> **DATA LISTING**:

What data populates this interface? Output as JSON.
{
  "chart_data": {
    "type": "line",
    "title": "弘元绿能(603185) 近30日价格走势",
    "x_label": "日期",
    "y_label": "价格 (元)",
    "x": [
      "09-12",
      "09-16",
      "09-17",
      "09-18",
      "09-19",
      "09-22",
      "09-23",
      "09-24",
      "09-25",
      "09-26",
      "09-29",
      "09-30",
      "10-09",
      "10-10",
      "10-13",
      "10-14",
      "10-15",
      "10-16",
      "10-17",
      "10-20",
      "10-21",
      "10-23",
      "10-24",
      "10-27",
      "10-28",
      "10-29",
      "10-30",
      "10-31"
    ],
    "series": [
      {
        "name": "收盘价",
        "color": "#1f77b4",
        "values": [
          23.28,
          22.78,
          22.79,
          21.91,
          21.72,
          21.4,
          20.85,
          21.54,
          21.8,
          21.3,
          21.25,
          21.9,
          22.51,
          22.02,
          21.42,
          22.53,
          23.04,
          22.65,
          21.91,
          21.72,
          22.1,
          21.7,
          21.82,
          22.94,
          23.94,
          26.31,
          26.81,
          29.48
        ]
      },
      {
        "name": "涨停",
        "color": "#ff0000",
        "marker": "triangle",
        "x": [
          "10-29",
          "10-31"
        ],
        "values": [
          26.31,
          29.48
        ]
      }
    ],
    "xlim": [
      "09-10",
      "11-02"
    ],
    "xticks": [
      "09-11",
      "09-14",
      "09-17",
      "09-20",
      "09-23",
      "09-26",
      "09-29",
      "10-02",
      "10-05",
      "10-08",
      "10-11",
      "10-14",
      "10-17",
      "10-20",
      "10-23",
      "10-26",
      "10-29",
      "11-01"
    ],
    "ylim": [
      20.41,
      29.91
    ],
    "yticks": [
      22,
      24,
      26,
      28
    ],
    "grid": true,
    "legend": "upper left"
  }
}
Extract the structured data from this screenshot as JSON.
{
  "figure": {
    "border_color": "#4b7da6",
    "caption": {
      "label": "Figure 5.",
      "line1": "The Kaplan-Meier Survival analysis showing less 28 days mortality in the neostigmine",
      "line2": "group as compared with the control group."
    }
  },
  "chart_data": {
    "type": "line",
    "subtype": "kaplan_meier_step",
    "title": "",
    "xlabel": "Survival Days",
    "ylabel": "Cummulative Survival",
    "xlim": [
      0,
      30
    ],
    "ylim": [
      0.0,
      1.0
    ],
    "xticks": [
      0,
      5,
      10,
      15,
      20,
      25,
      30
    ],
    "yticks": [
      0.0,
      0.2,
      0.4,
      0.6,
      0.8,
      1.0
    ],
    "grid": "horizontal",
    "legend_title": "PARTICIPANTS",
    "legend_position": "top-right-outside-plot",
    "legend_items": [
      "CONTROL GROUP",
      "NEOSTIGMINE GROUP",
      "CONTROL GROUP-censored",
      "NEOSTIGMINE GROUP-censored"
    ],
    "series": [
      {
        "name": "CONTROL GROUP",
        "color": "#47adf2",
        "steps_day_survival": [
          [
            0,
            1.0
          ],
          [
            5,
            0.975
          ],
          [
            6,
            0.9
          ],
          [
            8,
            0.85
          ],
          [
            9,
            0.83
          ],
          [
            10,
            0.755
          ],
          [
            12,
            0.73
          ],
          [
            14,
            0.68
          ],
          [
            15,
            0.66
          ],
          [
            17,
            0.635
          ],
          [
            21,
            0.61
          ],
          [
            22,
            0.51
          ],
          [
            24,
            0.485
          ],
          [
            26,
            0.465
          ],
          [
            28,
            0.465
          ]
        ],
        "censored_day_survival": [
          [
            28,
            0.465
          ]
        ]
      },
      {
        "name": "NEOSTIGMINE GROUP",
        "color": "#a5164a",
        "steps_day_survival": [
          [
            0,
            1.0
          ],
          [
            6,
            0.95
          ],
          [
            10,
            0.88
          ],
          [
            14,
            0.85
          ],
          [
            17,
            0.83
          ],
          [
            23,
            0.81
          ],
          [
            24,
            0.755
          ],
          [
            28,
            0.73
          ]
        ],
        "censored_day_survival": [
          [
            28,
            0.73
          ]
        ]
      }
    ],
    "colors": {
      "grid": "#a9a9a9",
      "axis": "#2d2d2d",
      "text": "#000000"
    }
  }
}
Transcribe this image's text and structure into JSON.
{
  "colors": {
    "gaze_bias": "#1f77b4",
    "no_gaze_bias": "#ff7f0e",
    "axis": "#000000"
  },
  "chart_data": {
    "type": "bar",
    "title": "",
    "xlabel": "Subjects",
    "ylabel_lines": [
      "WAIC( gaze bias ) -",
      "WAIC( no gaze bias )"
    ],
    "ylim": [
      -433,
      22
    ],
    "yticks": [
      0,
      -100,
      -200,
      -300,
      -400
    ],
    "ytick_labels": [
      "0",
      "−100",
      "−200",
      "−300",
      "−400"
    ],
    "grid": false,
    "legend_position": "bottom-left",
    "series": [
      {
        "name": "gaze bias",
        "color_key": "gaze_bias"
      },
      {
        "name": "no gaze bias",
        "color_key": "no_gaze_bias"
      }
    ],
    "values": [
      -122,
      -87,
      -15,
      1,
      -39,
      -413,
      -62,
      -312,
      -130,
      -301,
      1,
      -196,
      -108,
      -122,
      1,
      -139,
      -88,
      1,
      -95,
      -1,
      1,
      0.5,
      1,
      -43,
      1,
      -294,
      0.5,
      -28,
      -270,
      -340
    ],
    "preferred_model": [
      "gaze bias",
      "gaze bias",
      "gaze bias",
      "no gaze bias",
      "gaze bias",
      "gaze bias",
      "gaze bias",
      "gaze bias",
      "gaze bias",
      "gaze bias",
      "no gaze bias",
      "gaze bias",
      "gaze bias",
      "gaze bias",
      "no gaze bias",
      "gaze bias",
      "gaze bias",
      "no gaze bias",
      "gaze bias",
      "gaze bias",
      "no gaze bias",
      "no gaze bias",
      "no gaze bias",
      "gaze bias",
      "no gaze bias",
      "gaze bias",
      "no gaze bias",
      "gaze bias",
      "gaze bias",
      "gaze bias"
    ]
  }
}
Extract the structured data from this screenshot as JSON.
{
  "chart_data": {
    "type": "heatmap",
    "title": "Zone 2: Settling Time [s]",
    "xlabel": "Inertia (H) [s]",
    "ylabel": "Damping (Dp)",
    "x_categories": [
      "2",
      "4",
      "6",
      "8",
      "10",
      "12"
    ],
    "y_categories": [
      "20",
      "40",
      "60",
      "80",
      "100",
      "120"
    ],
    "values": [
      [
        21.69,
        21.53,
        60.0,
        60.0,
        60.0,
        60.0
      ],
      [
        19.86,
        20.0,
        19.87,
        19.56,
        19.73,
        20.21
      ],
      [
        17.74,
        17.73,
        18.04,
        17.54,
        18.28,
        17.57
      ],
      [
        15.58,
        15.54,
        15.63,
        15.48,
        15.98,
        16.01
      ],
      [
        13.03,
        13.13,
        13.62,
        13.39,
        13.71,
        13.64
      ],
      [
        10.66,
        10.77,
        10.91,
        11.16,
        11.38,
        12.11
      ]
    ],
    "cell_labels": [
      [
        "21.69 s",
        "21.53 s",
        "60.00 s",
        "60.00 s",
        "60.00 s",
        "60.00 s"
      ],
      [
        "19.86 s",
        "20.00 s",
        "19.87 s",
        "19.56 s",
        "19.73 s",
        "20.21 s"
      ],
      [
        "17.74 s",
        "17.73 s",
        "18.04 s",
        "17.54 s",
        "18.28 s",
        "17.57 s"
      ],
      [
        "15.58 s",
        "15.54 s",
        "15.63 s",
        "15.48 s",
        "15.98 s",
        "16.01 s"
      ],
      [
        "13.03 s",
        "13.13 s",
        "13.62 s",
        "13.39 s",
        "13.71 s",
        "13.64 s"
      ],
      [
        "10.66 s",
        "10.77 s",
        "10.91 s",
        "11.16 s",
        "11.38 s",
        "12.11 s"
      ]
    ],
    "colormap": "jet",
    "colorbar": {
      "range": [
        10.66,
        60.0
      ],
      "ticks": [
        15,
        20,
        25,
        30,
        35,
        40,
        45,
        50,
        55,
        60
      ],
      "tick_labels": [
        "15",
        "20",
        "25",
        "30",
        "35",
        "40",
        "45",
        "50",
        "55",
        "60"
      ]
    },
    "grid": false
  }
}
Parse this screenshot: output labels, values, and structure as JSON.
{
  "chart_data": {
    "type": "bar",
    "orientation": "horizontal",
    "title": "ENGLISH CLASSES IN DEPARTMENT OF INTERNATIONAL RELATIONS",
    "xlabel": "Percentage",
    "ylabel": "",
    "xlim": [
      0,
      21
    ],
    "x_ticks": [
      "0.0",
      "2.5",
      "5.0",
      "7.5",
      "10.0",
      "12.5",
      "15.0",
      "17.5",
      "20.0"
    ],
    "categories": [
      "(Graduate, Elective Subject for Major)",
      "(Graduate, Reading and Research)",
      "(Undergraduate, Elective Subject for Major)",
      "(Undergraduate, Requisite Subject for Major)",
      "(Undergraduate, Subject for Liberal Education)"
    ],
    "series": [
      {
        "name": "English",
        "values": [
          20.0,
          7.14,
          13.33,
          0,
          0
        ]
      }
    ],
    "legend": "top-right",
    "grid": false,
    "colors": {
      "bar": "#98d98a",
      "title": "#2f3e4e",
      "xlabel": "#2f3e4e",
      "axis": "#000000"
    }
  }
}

> **WHAT IS EXPECTED**: Set down, word for word, every line from the line that holds "Parse this screenshot: output" to the end of the entries above, including both ends.

> **EXERCISE RESULT**:
Parse this screenshot: output labels, values, and structure as JSON.
{
  "chart_data": {
    "type": "bar",
    "orientation": "horizontal",
    "title": "ENGLISH CLASSES IN DEPARTMENT OF INTERNATIONAL RELATIONS",
    "xlabel": "Percentage",
    "ylabel": "",
    "xlim": [
      0,
      21
    ],
    "x_ticks": [
      "0.0",
      "2.5",
      "5.0",
      "7.5",
      "10.0",
      "12.5",
      "15.0",
      "17.5",
      "20.0"
    ],
    "categories": [
      "(Graduate, Elective Subject for Major)",
      "(Graduate, Reading and Research)",
      "(Undergraduate, Elective Subject for Major)",
      "(Undergraduate, Requisite Subject for Major)",
      "(Undergraduate, Subject for Liberal Education)"
    ],
    "series": [
      {
        "name": "English",
        "values": [
          20.0,
          7.14,
          13.33,
          0,
          0
        ]
      }
    ],
    "legend": "top-right",
    "grid": false,
    "colors": {
      "bar": "#98d98a",
      "title": "#2f3e4e",
      "xlabel": "#2f3e4e",
      "axis": "#000000"
    }
  }
}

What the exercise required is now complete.